*TEXTO DE ORIGEM*
______

Disse Jesus, de quem nos esforçamos para sermos discípulos: “Sede misericordiosos como vosso Pai do céu é misericordioso” (Lc 6, 36). Ainda, em outro momento reafirmou citando o Profeta Oséias:”Quero misericórdia e não sacrifícios” (Mt 9, 13); e, mais uma vez insistiu nas bem-aventuranças: “Bem-aventurados os misericordiosos, porque alcançarão misericórdia” (Mt 5, 7).
O quanto Deus é misericordioso, não me proponho a descrever neste artigo, pois pressuponho já ser uma verdade, assimilada, experimentada, e profundamente internalizada, por você querido (a) leitor (a).
Proponho-me a discorrer e aprofundar uma reflexão sobre: o que é ser misericordioso, e em que consiste fazer obras de misericórdia.
Ter misericórdia não é ter pena da alguém. Longe disto, ter e exercitar a misericórdia é ter compaixão, e solidariedade para com a necessidade do outro. Mais do que só dar esmola, é descer até a carência física, espiritual e material da outra pessoa envolvendo-a com nosso ser e elevando-a à dignidade e à vida.

______

*MATERIAL APRESENTADO*

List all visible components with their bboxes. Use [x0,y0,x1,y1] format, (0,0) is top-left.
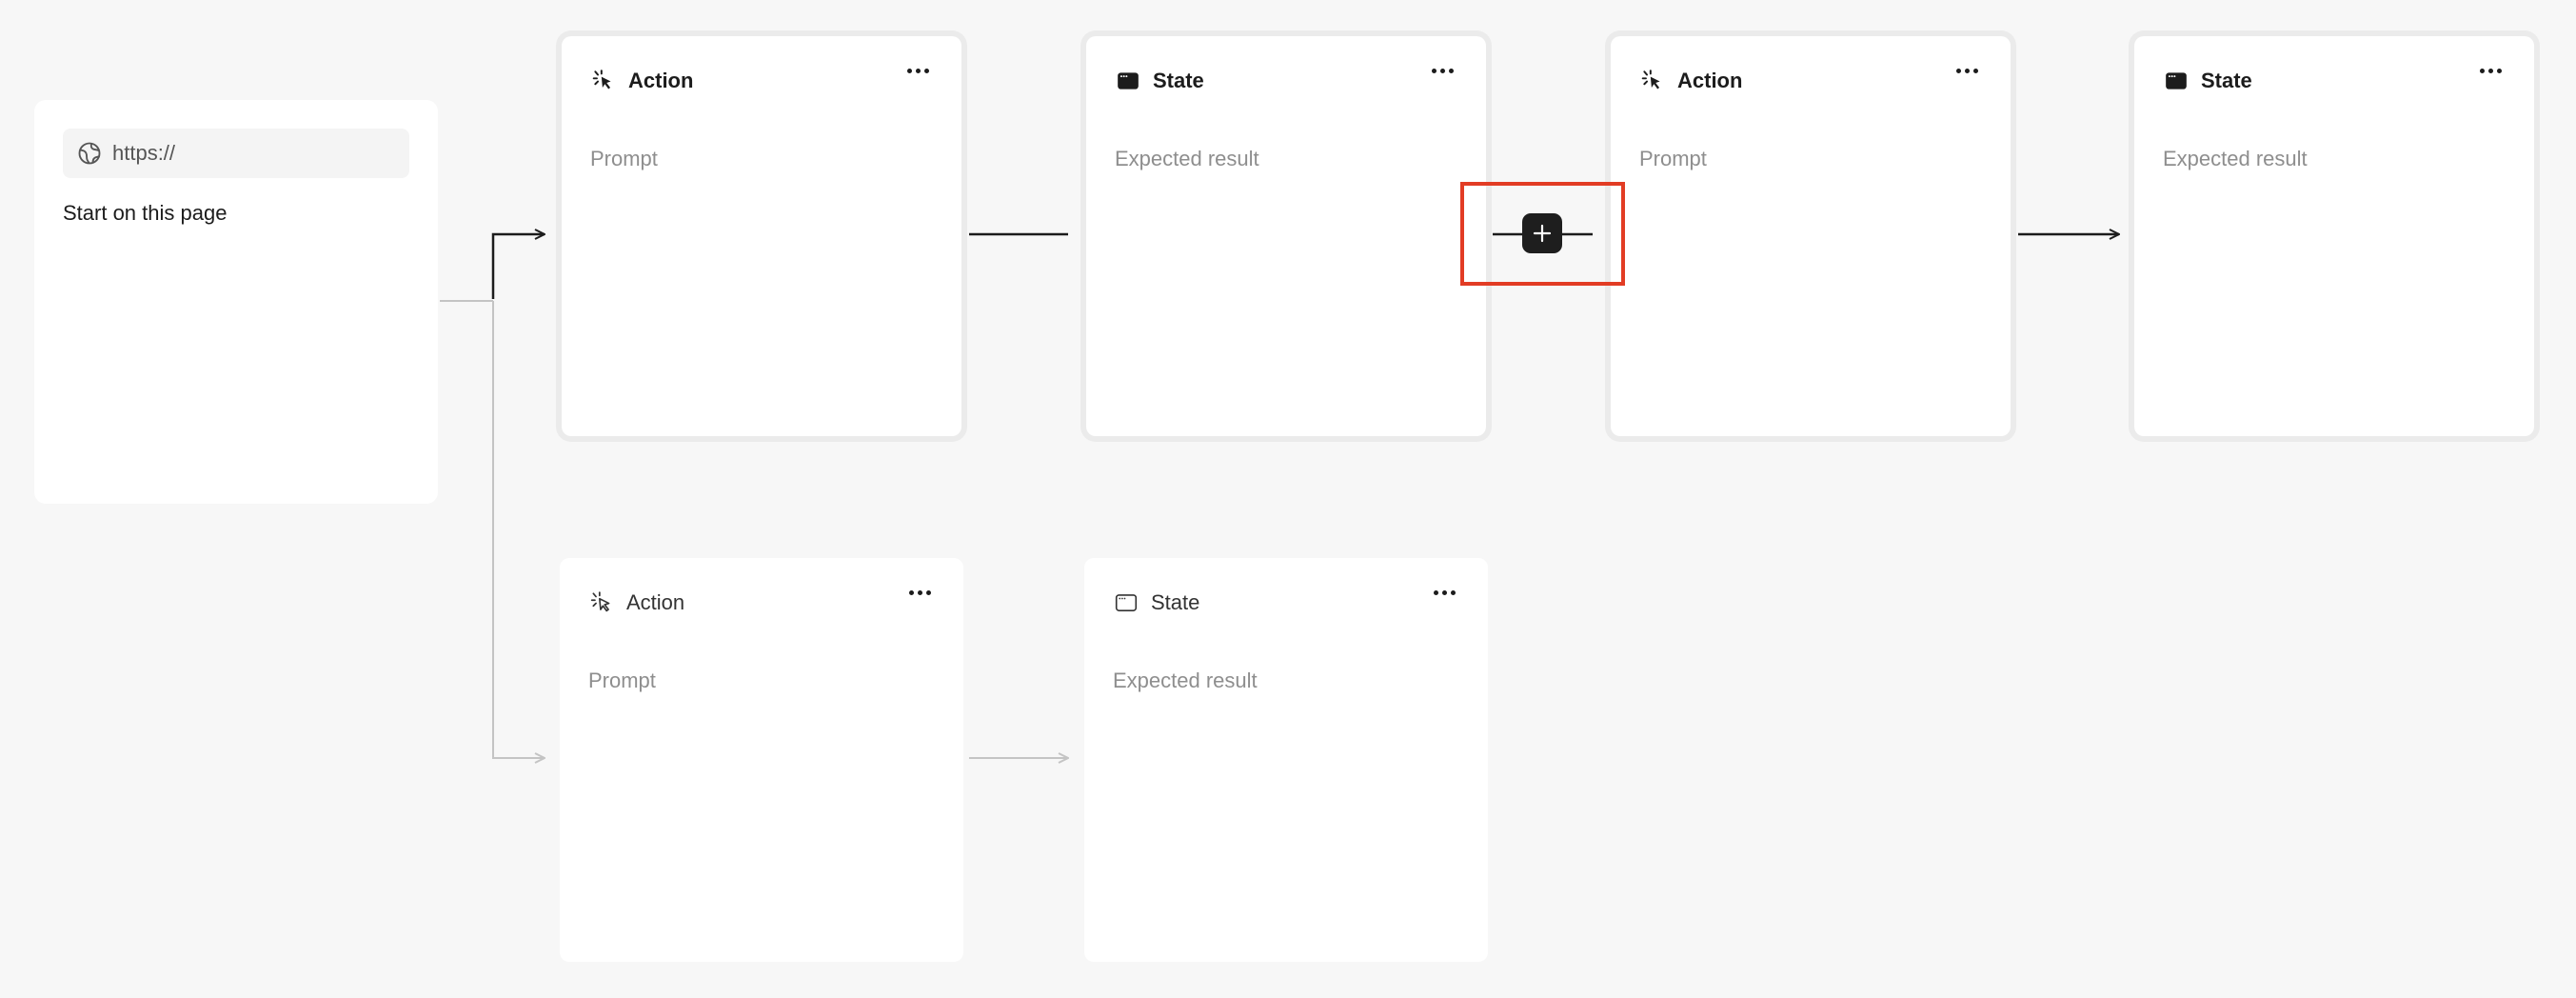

______

*LISTA DE TAREFAS*
• 1. Responda sobre o texto sobre a misericórdia:
(a) Que profeta Jesus cita ao dizer "Quero misericórdia e não sacrifícios"?
(b) Sobre o que o autor se propõe a discorrer e aprofundar uma reflexão?
(c) Além de compaixão, o que mais é ter e exercitar a misericórdia?
• 2. Transcreva do texto sobre a misericórdia o trecho entre "Disse Jesus, de" e "(a) leitor (a).", inclusive.

*RESPOSTAS DOS EXERCÍCIOS*
• 1.
(a) O Profeta Oséias.
(b) Sobre o que é ser misericordioso e em que consiste fazer obras de misericórdia.
(c) É ter solidariedade para com a necessidade do outro.

• 2.
Disse Jesus, de quem nos esforçamos para sermos discípulos: “Sede misericordiosos como vosso Pai do céu é misericordioso” (Lc 6, 36). Ainda, em outro momento reafirmou citando o Profeta Oséias:”Quero misericórdia e não sacrifícios” (Mt 9, 13); e, mais uma vez insistiu nas bem-aventuranças: “Bem-aventurados os misericordiosos, porque alcançarão misericórdia” (Mt 5, 7).
O quanto Deus é misericordioso, não me proponho a descrever neste artigo, pois pressuponho já ser uma verdade, assimilada, experimentada, e profundamente internalizada, por você querido (a) leitor (a).